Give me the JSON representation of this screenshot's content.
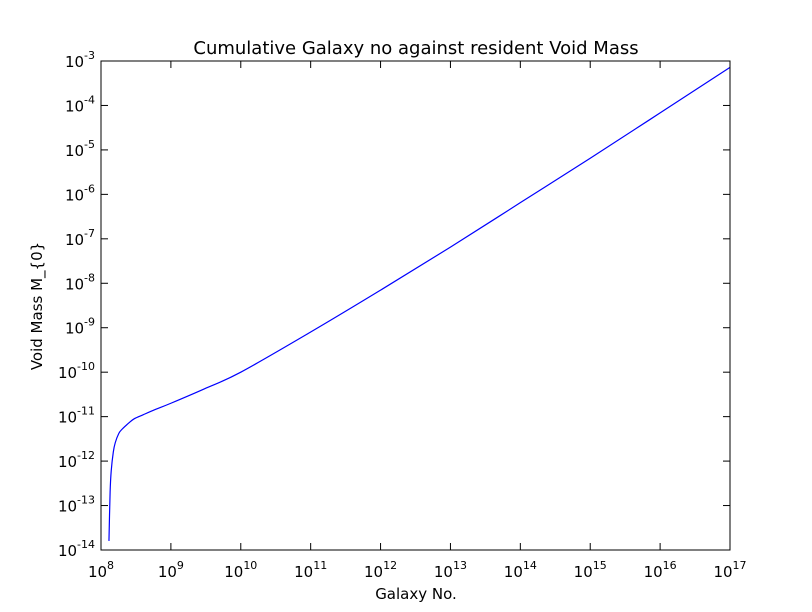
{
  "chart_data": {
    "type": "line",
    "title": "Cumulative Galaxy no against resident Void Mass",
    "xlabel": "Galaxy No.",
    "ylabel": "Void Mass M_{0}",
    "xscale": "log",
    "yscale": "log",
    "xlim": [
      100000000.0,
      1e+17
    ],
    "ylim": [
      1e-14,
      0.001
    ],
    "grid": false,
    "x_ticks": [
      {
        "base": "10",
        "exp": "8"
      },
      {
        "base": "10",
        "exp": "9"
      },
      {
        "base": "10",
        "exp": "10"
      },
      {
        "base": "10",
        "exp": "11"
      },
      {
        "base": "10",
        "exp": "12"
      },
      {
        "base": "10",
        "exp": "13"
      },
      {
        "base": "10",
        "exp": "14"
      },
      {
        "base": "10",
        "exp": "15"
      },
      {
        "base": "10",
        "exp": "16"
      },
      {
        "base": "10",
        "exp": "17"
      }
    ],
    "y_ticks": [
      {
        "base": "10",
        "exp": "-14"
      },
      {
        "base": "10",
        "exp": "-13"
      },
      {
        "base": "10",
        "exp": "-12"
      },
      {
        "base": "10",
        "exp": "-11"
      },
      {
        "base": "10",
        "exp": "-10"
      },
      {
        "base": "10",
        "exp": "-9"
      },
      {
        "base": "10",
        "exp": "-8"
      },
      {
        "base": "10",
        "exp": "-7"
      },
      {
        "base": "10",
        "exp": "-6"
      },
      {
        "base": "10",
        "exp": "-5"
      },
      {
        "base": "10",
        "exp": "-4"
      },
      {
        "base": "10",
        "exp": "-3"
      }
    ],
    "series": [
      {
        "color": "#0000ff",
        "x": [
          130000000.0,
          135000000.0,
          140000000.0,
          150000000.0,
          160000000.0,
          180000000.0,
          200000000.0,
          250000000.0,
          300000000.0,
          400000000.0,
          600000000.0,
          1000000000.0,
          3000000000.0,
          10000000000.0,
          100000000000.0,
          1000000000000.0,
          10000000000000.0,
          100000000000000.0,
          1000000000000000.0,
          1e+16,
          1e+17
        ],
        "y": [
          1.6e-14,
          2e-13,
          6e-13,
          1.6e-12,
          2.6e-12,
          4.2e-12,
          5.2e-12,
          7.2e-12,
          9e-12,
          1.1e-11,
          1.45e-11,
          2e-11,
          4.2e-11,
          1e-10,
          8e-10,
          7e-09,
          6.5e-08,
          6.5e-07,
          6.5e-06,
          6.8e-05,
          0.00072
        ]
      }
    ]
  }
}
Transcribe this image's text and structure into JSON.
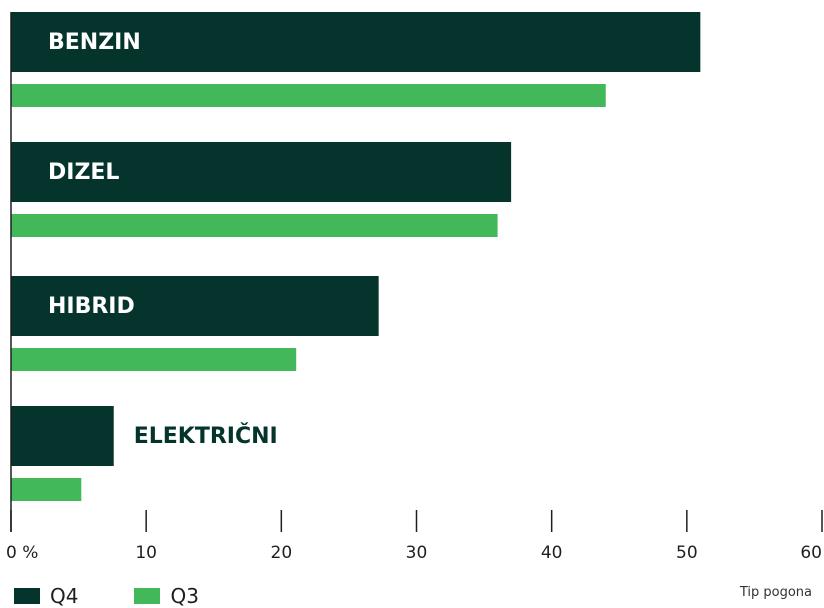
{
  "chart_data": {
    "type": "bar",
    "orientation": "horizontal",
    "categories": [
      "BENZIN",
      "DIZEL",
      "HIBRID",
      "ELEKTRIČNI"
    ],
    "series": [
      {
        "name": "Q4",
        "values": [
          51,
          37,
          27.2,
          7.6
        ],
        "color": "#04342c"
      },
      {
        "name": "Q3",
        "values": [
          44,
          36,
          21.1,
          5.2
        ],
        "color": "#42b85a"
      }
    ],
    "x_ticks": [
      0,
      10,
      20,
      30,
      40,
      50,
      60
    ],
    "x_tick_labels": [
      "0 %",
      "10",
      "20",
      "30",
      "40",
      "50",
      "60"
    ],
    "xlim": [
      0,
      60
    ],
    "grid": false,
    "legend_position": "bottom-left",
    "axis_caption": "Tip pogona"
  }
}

Written request.
State the count of lines with the word "this" in them, and write nothing else.

The completed task.
2